§ OBJECTIVE: Below is a listing to write out in full, exactly as given, without its pictures.

— Begin DATASET RECORDS —

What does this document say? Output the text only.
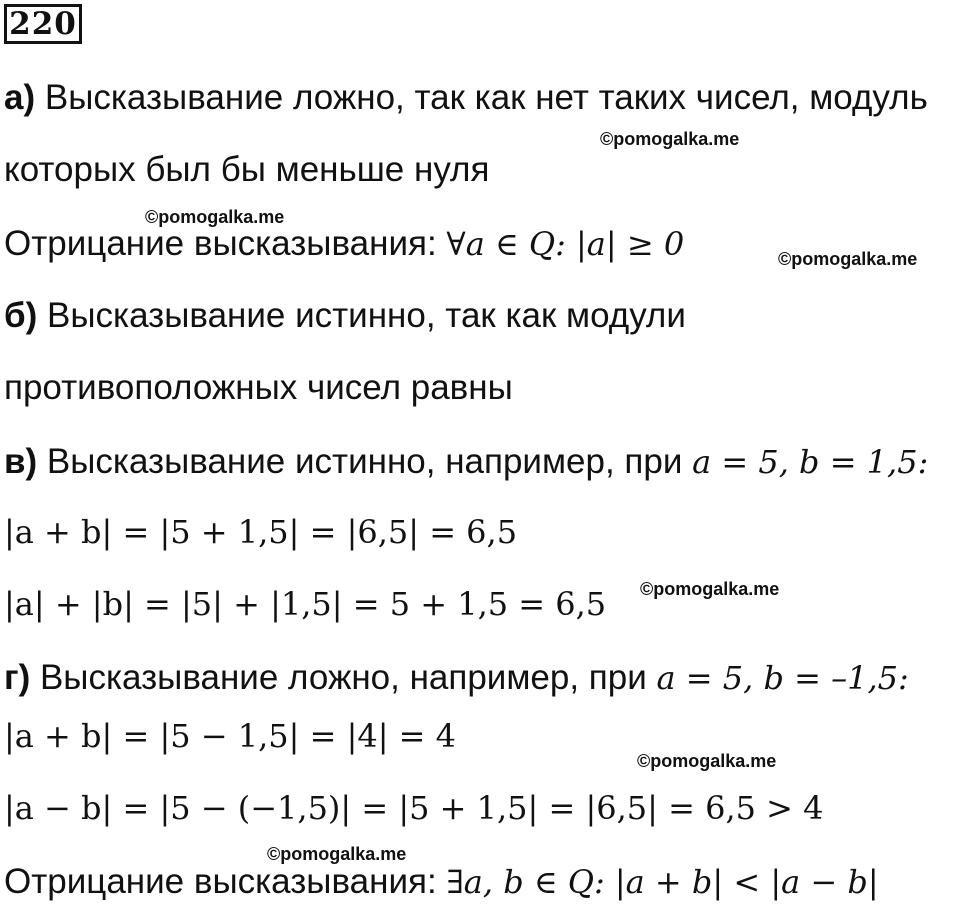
220
а) Высказывание ложно, так как нет таких чисел, модуль
которых был бы меньше нуля
Отрицание высказывания: ∀a ∈ Q: |a| ≥ 0
б) Высказывание истинно, так как модули
противоположных чисел равны
в) Высказывание истинно, например, при a = 5, b = 1,5:
|a + b| = |5 + 1,5| = |6,5| = 6,5
|a| + |b| = |5| + |1,5| = 5 + 1,5 = 6,5
г) Высказывание ложно, например, при a = 5, b = –1,5:
|a + b| = |5 − 1,5| = |4| = 4
|a − b| = |5 − (−1,5)| = |5 + 1,5| = |6,5| = 6,5 > 4
Отрицание высказывания: ∃a, b ∈ Q: |a + b| < |a − b|
©pomogalka.me
©pomogalka.me
©pomogalka.me
©pomogalka.me
©pomogalka.me
©pomogalka.me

— End DATASET RECORDS —

§ WRITTEN RESPONSE:
What does this document say? Output the text only.
220
а) Высказывание ложно, так как нет таких чисел, модуль
которых был бы меньше нуля
Отрицание высказывания: ∀a ∈ Q: |a| ≥ 0
б) Высказывание истинно, так как модули
противоположных чисел равны
в) Высказывание истинно, например, при a = 5, b = 1,5:
|a + b| = |5 + 1,5| = |6,5| = 6,5
|a| + |b| = |5| + |1,5| = 5 + 1,5 = 6,5
г) Высказывание ложно, например, при a = 5, b = –1,5:
|a + b| = |5 − 1,5| = |4| = 4
|a − b| = |5 − (−1,5)| = |5 + 1,5| = |6,5| = 6,5 > 4
Отрицание высказывания: ∃a, b ∈ Q: |a + b| < |a − b|
©pomogalka.me
©pomogalka.me
©pomogalka.me
©pomogalka.me
©pomogalka.me
©pomogalka.me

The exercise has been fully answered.